##### RECORDS SUPPLIED #####

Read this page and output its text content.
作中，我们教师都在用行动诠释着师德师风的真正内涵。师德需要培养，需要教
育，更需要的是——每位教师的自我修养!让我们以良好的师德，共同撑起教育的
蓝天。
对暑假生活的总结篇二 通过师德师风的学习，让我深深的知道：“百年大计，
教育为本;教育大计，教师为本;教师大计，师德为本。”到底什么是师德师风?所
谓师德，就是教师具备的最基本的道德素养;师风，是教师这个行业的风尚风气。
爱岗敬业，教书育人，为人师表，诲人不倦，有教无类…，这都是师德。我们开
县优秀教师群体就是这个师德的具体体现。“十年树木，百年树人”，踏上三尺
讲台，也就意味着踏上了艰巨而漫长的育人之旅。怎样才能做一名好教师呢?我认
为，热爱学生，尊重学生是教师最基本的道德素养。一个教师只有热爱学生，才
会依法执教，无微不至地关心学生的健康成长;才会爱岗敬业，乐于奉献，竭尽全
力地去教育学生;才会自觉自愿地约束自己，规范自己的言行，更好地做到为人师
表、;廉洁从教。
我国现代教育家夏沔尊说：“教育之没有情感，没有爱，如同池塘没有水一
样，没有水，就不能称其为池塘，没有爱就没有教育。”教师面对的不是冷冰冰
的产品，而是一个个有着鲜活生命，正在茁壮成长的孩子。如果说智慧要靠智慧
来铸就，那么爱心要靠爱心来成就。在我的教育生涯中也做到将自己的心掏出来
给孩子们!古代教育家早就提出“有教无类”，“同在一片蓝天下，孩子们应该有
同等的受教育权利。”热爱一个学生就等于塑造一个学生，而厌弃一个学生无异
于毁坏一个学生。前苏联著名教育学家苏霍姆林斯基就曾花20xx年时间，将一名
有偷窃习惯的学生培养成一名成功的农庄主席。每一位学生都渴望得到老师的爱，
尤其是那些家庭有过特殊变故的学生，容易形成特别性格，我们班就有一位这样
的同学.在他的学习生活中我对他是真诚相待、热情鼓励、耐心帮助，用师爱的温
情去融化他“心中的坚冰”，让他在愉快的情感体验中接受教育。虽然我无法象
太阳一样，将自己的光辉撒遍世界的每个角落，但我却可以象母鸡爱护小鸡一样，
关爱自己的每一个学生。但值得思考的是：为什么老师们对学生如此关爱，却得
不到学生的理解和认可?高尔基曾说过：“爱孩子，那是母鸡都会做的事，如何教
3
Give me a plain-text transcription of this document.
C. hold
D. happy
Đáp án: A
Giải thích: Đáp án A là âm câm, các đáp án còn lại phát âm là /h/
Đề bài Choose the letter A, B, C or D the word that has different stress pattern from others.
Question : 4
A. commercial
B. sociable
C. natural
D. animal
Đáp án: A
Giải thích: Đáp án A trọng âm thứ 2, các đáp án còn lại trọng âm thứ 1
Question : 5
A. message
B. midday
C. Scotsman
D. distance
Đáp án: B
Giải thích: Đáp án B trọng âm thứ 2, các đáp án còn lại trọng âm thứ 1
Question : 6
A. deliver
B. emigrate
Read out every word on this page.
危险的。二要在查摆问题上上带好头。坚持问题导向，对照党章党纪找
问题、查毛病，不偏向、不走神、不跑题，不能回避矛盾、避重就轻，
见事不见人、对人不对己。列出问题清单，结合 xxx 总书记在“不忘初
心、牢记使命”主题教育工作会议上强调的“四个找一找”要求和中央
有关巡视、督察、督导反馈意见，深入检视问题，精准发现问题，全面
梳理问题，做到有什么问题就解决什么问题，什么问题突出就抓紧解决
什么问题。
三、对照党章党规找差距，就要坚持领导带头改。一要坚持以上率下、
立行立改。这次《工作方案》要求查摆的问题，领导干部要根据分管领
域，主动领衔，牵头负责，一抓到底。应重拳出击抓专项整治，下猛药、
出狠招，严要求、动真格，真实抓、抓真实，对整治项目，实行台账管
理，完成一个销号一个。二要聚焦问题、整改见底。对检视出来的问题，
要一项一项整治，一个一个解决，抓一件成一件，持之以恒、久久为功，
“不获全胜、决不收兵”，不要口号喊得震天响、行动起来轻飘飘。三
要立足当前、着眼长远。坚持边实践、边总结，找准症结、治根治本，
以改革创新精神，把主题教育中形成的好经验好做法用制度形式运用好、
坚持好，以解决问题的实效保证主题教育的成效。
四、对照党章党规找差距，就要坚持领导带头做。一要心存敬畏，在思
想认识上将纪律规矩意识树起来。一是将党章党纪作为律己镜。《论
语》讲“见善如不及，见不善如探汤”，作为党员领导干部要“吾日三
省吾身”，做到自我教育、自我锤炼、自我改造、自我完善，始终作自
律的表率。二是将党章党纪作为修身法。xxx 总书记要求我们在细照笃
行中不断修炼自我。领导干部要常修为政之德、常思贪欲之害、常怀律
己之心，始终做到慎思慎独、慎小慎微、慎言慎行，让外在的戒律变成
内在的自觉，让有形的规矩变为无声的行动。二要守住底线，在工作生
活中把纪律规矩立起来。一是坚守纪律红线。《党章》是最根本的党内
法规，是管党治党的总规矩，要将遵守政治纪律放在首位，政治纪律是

#####

■ GOAL OF THE EXERCISE:
Working from the material above, retype it in its entirety without change.

■ WORKED SOLUTION:
Read this page and output its text content.
作中，我们教师都在用行动诠释着师德师风的真正内涵。师德需要培养，需要教
育，更需要的是——每位教师的自我修养!让我们以良好的师德，共同撑起教育的
蓝天。
对暑假生活的总结篇二 通过师德师风的学习，让我深深的知道：“百年大计，
教育为本;教育大计，教师为本;教师大计，师德为本。”到底什么是师德师风?所
谓师德，就是教师具备的最基本的道德素养;师风，是教师这个行业的风尚风气。
爱岗敬业，教书育人，为人师表，诲人不倦，有教无类…，这都是师德。我们开
县优秀教师群体就是这个师德的具体体现。“十年树木，百年树人”，踏上三尺
讲台，也就意味着踏上了艰巨而漫长的育人之旅。怎样才能做一名好教师呢?我认
为，热爱学生，尊重学生是教师最基本的道德素养。一个教师只有热爱学生，才
会依法执教，无微不至地关心学生的健康成长;才会爱岗敬业，乐于奉献，竭尽全
力地去教育学生;才会自觉自愿地约束自己，规范自己的言行，更好地做到为人师
表、;廉洁从教。
我国现代教育家夏沔尊说：“教育之没有情感，没有爱，如同池塘没有水一
样，没有水，就不能称其为池塘，没有爱就没有教育。”教师面对的不是冷冰冰
的产品，而是一个个有着鲜活生命，正在茁壮成长的孩子。如果说智慧要靠智慧
来铸就，那么爱心要靠爱心来成就。在我的教育生涯中也做到将自己的心掏出来
给孩子们!古代教育家早就提出“有教无类”，“同在一片蓝天下，孩子们应该有
同等的受教育权利。”热爱一个学生就等于塑造一个学生，而厌弃一个学生无异
于毁坏一个学生。前苏联著名教育学家苏霍姆林斯基就曾花20xx年时间，将一名
有偷窃习惯的学生培养成一名成功的农庄主席。每一位学生都渴望得到老师的爱，
尤其是那些家庭有过特殊变故的学生，容易形成特别性格，我们班就有一位这样
的同学.在他的学习生活中我对他是真诚相待、热情鼓励、耐心帮助，用师爱的温
情去融化他“心中的坚冰”，让他在愉快的情感体验中接受教育。虽然我无法象
太阳一样，将自己的光辉撒遍世界的每个角落，但我却可以象母鸡爱护小鸡一样，
关爱自己的每一个学生。但值得思考的是：为什么老师们对学生如此关爱，却得
不到学生的理解和认可?高尔基曾说过：“爱孩子，那是母鸡都会做的事，如何教
3
Give me a plain-text transcription of this document.
C. hold
D. happy
Đáp án: A
Giải thích: Đáp án A là âm câm, các đáp án còn lại phát âm là /h/
Đề bài Choose the letter A, B, C or D the word that has different stress pattern from others.
Question : 4
A. commercial
B. sociable
C. natural
D. animal
Đáp án: A
Giải thích: Đáp án A trọng âm thứ 2, các đáp án còn lại trọng âm thứ 1
Question : 5
A. message
B. midday
C. Scotsman
D. distance
Đáp án: B
Giải thích: Đáp án B trọng âm thứ 2, các đáp án còn lại trọng âm thứ 1
Question : 6
A. deliver
B. emigrate
Read out every word on this page.
危险的。二要在查摆问题上上带好头。坚持问题导向，对照党章党纪找
问题、查毛病，不偏向、不走神、不跑题，不能回避矛盾、避重就轻，
见事不见人、对人不对己。列出问题清单，结合 xxx 总书记在“不忘初
心、牢记使命”主题教育工作会议上强调的“四个找一找”要求和中央
有关巡视、督察、督导反馈意见，深入检视问题，精准发现问题，全面
梳理问题，做到有什么问题就解决什么问题，什么问题突出就抓紧解决
什么问题。
三、对照党章党规找差距，就要坚持领导带头改。一要坚持以上率下、
立行立改。这次《工作方案》要求查摆的问题，领导干部要根据分管领
域，主动领衔，牵头负责，一抓到底。应重拳出击抓专项整治，下猛药、
出狠招，严要求、动真格，真实抓、抓真实，对整治项目，实行台账管
理，完成一个销号一个。二要聚焦问题、整改见底。对检视出来的问题，
要一项一项整治，一个一个解决，抓一件成一件，持之以恒、久久为功，
“不获全胜、决不收兵”，不要口号喊得震天响、行动起来轻飘飘。三
要立足当前、着眼长远。坚持边实践、边总结，找准症结、治根治本，
以改革创新精神，把主题教育中形成的好经验好做法用制度形式运用好、
坚持好，以解决问题的实效保证主题教育的成效。
四、对照党章党规找差距，就要坚持领导带头做。一要心存敬畏，在思
想认识上将纪律规矩意识树起来。一是将党章党纪作为律己镜。《论
语》讲“见善如不及，见不善如探汤”，作为党员领导干部要“吾日三
省吾身”，做到自我教育、自我锤炼、自我改造、自我完善，始终作自
律的表率。二是将党章党纪作为修身法。xxx 总书记要求我们在细照笃
行中不断修炼自我。领导干部要常修为政之德、常思贪欲之害、常怀律
己之心，始终做到慎思慎独、慎小慎微、慎言慎行，让外在的戒律变成
内在的自觉，让有形的规矩变为无声的行动。二要守住底线，在工作生
活中把纪律规矩立起来。一是坚守纪律红线。《党章》是最根本的党内
法规，是管党治党的总规矩，要将遵守政治纪律放在首位，政治纪律是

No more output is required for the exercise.